• **Task instructions**
From the listing below, extract every line containing "type".

[START Information supplied]

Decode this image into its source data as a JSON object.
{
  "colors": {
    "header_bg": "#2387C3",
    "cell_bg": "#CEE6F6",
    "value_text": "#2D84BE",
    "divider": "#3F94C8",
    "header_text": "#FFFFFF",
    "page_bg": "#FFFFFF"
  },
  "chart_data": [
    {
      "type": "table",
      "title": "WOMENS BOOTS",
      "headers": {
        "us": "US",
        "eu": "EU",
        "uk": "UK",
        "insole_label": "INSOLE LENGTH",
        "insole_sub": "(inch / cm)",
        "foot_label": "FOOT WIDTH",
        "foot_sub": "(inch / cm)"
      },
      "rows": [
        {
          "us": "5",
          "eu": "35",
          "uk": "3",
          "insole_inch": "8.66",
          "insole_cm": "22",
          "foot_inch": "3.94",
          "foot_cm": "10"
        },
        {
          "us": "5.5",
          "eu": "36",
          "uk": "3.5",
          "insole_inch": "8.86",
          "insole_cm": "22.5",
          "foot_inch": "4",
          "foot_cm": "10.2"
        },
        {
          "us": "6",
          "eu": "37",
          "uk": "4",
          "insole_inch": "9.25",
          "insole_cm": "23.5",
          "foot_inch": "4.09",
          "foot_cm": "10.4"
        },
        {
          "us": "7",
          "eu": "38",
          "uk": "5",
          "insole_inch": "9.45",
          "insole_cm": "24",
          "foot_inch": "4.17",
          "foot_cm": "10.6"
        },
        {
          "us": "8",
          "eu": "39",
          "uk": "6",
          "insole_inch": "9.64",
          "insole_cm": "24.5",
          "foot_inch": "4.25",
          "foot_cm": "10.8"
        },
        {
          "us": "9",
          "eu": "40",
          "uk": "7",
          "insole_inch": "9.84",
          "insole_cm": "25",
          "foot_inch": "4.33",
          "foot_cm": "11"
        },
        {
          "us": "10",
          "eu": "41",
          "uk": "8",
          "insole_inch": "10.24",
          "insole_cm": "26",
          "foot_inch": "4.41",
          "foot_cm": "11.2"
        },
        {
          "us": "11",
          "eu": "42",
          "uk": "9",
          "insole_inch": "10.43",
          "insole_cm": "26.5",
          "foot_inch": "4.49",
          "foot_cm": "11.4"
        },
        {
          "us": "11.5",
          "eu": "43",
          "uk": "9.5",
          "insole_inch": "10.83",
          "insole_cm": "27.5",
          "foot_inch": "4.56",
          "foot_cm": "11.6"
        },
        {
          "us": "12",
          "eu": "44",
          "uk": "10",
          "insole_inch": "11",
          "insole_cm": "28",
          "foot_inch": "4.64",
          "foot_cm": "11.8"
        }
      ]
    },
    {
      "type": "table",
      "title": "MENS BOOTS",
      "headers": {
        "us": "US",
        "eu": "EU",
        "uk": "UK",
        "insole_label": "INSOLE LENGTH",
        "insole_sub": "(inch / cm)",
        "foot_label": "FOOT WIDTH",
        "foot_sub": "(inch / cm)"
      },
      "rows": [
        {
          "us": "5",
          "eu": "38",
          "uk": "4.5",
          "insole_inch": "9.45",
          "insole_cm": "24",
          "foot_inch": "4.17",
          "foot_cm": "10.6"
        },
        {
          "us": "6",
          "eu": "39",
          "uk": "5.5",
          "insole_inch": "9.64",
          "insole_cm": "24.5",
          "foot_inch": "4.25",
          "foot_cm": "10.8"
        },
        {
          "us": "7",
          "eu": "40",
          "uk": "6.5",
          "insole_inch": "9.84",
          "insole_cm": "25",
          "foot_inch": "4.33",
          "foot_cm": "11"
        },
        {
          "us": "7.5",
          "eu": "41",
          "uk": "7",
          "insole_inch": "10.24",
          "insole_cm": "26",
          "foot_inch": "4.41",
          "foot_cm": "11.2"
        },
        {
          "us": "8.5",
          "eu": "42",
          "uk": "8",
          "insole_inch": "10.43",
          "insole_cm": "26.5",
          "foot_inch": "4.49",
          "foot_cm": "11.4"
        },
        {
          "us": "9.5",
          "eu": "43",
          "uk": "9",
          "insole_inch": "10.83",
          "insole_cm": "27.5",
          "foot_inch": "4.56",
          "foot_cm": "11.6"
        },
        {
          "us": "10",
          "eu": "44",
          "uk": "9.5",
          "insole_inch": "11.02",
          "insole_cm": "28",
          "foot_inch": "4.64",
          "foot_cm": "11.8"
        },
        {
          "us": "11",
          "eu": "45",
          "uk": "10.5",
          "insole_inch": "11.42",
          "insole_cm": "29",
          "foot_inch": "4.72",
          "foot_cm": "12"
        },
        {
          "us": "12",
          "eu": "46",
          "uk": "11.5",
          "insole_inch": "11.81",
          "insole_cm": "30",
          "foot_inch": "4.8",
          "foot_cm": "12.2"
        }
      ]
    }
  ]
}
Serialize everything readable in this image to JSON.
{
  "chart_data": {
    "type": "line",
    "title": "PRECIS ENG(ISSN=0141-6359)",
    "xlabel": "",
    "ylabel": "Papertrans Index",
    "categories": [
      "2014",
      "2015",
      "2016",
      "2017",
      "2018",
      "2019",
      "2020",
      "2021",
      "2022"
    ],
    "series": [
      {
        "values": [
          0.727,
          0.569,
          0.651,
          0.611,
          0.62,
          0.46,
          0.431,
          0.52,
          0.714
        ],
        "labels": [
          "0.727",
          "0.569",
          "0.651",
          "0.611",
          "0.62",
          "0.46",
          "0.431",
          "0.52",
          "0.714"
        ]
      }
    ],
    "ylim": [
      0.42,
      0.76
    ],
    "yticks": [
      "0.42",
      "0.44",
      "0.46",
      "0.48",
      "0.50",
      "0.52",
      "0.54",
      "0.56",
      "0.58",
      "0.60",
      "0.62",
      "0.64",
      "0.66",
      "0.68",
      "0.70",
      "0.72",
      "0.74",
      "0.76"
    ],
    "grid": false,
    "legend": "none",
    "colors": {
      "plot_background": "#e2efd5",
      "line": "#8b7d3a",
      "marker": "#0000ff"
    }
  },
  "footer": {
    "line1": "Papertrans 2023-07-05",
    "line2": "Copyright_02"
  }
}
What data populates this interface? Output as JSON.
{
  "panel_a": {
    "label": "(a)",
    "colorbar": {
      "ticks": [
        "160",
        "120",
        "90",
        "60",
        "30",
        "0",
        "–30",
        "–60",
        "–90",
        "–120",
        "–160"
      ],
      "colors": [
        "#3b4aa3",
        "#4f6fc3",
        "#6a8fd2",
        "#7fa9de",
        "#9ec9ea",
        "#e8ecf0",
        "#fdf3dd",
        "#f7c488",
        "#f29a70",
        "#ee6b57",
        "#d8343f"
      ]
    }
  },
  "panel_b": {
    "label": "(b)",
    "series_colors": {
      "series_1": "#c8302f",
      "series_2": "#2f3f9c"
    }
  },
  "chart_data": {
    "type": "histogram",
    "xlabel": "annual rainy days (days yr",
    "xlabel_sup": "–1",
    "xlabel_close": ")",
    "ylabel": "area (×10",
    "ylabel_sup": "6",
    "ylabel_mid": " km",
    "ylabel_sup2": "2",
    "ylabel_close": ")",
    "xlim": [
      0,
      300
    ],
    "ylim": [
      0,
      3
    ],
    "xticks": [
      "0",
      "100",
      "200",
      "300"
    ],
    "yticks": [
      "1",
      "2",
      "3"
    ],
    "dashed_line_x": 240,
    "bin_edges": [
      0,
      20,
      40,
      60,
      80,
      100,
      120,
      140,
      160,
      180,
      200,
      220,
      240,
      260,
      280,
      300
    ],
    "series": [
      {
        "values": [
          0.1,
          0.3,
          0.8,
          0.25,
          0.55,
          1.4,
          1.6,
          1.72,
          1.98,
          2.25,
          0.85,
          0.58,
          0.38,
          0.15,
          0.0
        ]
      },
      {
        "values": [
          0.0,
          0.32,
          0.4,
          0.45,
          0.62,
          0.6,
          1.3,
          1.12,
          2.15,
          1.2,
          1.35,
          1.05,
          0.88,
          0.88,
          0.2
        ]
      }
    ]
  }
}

[END Information supplied]

• **Answer to the problem**
      "type": "table",
      "type": "table",
    "type": "line",
    "type": "histogram",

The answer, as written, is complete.